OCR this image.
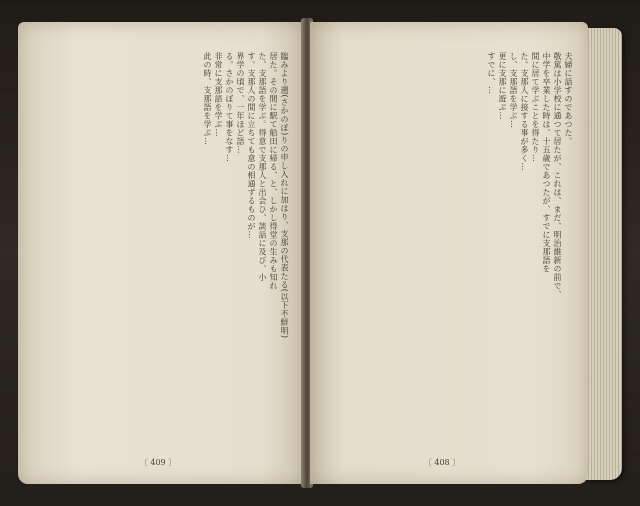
臨みより遡(さかのぼ)りの申し入れに加はり、支那の代表たる(以下不鮮明)
居た。その間に駅て船田に帰る、と、しかし得堂の生みも知れ
た、支那語を学ぶ。得意で支那人と出会ひ、談話に及び、小
す。支那人の間に立ちても意の相通ずるものが…
界学の頃で、一年ほど語…
る。さかのぼりて事をなす…
非常に支那語を学ぶ…
此の時、支那語を学ぶ…
〔 409 〕
夫婦に話すのであつた。
敬篤は小学校に通つて居たが、これは、まだ、明治維新の前で、
中学を卒業した時は、十五歳であつたが、すでに支那語を
間に居て学ぶことを得たり…
た。支那人に接する事が多く…
し、支那語を学ぶ…
更に支那に遊ぶ…
すでに、…
〔 408 〕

## Work to be completed:
Print the records above exactly as they stand, but leave out the pictures.

## Solution:
OCR this image.
臨みより遡(さかのぼ)りの申し入れに加はり、支那の代表たる(以下不鮮明)
居た。その間に駅て船田に帰る、と、しかし得堂の生みも知れ
た、支那語を学ぶ。得意で支那人と出会ひ、談話に及び、小
す。支那人の間に立ちても意の相通ずるものが…
界学の頃で、一年ほど語…
る。さかのぼりて事をなす…
非常に支那語を学ぶ…
此の時、支那語を学ぶ…
〔 409 〕
夫婦に話すのであつた。
敬篤は小学校に通つて居たが、これは、まだ、明治維新の前で、
中学を卒業した時は、十五歳であつたが、すでに支那語を
間に居て学ぶことを得たり…
た。支那人に接する事が多く…
し、支那語を学ぶ…
更に支那に遊ぶ…
すでに、…
〔 408 〕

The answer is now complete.